- [Exercise data]

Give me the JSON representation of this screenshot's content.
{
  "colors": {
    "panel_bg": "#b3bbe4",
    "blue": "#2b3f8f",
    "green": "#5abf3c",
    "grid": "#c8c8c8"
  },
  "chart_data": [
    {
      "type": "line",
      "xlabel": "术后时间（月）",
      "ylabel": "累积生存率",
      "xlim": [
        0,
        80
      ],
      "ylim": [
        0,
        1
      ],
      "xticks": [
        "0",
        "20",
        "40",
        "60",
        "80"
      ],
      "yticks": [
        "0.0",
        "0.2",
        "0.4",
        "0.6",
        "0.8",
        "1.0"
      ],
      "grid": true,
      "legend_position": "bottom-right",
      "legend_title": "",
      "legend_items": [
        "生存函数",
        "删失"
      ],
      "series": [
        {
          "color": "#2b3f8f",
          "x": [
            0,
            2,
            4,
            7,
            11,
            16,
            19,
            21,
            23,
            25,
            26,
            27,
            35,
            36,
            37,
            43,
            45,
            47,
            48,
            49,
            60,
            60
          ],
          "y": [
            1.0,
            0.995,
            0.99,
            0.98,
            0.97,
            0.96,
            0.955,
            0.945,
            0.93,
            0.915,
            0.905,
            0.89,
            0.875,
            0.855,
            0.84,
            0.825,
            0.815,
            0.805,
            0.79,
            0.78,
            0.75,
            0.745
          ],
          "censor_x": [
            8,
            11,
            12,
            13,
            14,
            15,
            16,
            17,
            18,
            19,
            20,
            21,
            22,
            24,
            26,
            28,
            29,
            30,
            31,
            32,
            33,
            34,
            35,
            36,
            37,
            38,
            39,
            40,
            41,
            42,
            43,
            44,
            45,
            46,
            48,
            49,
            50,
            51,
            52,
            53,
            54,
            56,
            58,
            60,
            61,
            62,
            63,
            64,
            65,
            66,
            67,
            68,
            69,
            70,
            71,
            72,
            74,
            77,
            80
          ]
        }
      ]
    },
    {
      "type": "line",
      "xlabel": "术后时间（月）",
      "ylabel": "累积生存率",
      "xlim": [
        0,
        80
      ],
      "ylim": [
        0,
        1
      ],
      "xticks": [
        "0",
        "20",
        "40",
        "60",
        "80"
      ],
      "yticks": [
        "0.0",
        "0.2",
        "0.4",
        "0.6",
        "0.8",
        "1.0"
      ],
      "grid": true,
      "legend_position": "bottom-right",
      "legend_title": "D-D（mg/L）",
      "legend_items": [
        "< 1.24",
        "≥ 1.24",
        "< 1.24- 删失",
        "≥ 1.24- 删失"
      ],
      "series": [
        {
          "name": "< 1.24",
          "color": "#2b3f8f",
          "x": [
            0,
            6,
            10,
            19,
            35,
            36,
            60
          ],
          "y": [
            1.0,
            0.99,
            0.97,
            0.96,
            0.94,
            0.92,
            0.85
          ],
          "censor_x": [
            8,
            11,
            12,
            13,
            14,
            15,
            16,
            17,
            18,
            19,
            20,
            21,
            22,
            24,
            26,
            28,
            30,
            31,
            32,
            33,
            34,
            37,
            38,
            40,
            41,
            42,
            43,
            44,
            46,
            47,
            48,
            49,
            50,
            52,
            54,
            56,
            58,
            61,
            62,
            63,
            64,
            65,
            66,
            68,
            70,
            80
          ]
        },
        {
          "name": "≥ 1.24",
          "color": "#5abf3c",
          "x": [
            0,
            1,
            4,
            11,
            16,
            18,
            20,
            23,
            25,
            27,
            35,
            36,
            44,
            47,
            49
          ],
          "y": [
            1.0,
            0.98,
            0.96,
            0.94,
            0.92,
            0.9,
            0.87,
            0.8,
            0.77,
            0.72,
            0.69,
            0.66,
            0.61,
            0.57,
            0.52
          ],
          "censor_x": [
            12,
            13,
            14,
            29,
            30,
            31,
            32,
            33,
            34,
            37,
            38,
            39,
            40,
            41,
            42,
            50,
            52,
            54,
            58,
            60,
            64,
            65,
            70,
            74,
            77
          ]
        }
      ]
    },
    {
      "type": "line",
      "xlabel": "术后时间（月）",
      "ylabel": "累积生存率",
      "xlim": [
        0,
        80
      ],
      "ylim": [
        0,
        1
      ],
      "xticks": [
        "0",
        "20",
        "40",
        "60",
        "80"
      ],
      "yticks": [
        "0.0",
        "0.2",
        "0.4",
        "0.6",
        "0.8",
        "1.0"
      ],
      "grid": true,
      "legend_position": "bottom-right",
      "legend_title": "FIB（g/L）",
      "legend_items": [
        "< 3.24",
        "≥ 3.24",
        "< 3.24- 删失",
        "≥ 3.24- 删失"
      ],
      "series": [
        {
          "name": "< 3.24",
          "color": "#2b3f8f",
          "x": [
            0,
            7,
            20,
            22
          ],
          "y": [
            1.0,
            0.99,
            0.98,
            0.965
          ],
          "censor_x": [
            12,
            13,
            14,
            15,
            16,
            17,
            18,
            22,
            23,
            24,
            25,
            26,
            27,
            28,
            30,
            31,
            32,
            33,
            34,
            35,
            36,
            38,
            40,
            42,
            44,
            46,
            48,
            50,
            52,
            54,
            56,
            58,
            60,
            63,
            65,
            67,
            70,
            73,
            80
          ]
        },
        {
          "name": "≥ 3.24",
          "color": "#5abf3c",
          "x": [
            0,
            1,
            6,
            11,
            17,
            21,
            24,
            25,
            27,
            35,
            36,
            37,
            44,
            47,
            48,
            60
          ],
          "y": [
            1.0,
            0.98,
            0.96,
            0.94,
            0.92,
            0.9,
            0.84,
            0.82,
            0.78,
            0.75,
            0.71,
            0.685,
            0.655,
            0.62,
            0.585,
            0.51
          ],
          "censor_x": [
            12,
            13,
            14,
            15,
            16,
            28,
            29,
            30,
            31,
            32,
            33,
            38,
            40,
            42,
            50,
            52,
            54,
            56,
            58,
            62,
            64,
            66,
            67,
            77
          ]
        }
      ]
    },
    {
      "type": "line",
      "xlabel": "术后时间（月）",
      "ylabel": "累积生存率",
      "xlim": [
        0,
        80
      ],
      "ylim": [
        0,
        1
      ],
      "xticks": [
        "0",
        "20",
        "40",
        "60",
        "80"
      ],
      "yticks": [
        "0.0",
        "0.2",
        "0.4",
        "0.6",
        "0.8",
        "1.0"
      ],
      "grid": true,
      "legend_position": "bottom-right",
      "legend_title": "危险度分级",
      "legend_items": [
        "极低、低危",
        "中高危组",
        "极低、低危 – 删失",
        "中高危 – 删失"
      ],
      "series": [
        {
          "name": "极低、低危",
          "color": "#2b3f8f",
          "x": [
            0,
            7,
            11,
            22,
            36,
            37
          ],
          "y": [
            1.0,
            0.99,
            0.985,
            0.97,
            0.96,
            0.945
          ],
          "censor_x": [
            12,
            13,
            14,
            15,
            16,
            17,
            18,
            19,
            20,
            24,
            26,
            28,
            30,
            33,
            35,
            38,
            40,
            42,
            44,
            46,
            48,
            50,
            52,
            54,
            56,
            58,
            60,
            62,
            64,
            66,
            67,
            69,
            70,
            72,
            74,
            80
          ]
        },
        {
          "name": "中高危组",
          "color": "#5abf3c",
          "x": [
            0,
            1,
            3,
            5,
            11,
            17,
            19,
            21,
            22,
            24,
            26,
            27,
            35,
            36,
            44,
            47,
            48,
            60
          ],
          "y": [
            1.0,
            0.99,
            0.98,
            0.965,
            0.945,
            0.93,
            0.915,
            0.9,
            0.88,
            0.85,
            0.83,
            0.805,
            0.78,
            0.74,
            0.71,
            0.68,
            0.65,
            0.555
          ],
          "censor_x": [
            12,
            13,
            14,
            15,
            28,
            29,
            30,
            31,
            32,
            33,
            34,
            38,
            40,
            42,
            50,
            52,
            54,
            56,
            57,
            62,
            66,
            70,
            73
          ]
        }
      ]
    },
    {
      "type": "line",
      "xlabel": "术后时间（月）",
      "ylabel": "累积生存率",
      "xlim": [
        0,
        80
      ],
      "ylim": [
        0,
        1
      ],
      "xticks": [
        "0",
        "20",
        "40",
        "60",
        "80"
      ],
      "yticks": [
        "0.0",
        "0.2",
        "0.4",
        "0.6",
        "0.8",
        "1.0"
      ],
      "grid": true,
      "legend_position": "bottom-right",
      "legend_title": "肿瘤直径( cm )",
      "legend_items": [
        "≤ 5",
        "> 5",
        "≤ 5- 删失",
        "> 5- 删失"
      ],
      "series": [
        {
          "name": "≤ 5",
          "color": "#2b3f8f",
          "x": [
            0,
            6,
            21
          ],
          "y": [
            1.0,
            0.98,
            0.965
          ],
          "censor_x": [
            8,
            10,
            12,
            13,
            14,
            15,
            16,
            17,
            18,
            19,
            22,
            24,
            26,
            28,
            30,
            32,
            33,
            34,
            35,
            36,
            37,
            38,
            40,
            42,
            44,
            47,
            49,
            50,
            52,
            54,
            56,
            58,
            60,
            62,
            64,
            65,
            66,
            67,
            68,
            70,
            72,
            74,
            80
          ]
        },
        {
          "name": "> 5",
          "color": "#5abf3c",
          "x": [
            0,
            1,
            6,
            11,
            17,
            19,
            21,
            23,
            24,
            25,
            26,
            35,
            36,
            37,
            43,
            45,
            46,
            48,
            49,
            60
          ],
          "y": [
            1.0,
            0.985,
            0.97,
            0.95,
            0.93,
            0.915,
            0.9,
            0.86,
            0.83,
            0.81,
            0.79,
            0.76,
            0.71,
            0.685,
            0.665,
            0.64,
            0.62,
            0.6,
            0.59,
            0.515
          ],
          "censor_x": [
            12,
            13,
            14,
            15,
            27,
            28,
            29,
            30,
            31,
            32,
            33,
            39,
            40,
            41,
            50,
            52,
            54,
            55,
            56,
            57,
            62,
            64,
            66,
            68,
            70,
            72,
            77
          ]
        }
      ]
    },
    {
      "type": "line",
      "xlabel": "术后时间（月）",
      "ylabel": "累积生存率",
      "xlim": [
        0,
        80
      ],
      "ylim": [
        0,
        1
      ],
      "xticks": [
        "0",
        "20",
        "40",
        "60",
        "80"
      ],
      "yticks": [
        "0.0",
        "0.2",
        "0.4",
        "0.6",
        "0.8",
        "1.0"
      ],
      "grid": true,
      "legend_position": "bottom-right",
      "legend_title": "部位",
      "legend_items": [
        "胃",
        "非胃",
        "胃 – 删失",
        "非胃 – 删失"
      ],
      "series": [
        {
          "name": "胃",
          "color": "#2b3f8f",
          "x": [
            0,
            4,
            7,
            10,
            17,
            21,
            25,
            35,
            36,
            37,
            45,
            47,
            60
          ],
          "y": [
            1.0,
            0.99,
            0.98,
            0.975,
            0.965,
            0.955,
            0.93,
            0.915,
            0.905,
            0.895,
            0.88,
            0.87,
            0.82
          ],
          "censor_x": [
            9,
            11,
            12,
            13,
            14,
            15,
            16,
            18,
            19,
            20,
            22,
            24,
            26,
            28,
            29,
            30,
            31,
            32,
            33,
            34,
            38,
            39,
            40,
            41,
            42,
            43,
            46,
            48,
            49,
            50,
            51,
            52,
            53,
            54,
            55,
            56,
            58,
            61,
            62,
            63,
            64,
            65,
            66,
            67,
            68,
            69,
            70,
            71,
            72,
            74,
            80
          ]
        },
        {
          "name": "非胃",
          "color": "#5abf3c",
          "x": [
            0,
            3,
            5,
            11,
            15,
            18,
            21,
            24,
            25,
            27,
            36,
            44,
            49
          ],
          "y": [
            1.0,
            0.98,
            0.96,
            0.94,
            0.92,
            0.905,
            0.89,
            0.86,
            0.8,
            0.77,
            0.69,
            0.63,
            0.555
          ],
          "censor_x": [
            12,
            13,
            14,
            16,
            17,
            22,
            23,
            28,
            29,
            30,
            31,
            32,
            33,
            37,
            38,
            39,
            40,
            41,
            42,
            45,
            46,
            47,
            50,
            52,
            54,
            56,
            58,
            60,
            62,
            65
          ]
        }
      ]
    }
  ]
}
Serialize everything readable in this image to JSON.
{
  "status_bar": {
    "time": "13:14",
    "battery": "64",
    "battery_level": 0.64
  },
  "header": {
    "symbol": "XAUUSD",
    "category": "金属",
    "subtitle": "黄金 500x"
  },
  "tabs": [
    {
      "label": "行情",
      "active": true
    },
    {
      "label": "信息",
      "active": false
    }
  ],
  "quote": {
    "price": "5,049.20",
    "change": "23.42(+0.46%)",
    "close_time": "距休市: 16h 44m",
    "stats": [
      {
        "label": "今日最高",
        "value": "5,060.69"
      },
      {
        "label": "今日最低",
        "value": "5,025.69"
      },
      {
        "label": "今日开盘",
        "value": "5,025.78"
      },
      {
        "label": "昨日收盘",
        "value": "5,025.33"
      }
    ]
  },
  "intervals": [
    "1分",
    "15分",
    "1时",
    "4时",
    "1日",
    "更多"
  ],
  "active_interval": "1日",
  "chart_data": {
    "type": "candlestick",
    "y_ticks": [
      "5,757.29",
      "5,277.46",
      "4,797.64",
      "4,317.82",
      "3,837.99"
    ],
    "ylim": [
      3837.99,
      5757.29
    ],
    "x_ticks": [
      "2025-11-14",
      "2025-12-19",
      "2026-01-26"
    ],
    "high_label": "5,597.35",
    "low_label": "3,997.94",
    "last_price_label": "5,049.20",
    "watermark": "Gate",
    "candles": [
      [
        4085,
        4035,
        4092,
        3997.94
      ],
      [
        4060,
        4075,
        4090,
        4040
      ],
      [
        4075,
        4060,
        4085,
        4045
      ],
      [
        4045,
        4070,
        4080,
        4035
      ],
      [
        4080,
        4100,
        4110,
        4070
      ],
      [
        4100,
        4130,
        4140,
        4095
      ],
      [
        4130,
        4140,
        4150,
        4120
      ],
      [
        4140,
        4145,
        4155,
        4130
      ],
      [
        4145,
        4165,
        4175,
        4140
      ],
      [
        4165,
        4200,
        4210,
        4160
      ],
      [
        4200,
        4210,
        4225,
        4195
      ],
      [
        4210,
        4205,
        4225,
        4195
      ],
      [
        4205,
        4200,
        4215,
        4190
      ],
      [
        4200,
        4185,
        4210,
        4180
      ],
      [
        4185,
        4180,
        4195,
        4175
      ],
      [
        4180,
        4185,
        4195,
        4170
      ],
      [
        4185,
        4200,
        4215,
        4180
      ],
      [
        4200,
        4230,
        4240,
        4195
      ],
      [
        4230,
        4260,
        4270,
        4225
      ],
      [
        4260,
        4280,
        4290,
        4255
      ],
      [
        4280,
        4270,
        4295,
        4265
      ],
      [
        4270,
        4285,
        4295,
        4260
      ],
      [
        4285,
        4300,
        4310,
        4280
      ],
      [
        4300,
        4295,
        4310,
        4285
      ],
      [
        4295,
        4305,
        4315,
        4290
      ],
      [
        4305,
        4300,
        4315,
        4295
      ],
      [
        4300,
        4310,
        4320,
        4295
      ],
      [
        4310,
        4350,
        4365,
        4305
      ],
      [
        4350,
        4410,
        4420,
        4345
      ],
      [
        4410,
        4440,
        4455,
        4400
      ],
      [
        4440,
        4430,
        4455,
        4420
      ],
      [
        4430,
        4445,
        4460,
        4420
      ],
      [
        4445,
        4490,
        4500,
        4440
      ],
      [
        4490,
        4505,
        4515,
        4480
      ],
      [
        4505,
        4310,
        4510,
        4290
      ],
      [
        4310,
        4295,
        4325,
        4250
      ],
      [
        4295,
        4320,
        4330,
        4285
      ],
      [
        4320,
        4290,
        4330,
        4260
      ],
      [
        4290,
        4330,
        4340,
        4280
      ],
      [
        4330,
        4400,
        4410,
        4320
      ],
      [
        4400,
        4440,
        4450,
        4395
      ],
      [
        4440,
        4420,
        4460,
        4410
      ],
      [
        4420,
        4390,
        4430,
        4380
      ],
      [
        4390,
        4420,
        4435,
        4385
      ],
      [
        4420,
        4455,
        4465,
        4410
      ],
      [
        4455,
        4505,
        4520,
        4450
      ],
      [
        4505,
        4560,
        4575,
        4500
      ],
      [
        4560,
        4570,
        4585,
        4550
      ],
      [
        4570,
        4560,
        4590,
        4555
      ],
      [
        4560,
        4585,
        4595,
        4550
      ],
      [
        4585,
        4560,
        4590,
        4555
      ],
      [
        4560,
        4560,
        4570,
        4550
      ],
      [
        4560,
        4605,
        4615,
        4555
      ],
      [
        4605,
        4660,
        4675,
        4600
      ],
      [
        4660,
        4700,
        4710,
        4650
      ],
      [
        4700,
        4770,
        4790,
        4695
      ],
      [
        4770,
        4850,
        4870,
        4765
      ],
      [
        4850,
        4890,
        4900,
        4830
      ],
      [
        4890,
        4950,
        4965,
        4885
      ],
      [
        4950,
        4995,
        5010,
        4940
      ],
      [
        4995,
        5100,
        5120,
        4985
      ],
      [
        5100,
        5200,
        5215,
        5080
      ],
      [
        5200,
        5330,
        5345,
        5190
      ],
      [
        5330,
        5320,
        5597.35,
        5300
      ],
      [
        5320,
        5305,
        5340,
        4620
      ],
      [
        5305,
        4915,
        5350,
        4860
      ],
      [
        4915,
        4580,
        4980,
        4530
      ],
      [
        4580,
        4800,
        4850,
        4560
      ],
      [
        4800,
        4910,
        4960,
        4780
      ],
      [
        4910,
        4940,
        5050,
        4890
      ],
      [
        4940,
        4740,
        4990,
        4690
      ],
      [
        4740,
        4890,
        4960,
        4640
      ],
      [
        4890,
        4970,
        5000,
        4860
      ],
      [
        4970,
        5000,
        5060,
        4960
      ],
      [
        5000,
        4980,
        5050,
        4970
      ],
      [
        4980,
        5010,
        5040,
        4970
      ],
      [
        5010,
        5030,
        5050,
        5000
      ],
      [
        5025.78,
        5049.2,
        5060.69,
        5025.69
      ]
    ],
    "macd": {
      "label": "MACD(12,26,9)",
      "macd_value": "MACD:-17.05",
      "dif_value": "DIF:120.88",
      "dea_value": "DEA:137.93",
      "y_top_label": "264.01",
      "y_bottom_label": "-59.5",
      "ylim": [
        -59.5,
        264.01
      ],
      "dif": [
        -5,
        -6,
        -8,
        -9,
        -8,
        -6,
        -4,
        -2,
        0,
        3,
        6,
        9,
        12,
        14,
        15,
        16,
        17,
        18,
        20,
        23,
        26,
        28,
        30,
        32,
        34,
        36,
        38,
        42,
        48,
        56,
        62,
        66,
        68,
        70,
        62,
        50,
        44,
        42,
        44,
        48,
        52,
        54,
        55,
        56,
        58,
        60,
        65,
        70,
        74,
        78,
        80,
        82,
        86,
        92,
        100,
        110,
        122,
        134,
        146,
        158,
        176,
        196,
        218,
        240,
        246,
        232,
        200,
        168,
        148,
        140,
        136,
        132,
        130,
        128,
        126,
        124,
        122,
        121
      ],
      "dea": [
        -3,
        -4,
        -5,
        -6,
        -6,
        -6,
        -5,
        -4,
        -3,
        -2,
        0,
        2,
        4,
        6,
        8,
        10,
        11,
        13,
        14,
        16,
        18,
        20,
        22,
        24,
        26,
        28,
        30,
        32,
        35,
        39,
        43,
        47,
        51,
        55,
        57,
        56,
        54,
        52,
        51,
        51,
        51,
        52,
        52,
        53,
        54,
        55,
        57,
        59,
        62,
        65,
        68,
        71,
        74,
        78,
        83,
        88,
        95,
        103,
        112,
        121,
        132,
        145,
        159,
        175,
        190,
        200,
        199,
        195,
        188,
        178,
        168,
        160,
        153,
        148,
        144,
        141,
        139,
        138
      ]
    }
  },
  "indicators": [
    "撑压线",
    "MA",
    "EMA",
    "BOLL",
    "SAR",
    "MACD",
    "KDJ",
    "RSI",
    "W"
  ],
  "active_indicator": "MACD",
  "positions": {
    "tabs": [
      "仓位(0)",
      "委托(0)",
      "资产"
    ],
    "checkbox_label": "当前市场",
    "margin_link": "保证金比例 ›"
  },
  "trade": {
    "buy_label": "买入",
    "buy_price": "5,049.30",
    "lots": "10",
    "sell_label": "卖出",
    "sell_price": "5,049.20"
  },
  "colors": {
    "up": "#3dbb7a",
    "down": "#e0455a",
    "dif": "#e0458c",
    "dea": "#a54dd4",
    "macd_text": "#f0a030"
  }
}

- [Goal]
Count the lines that hold the string "name" and state that number alone.

- [Correct result]
10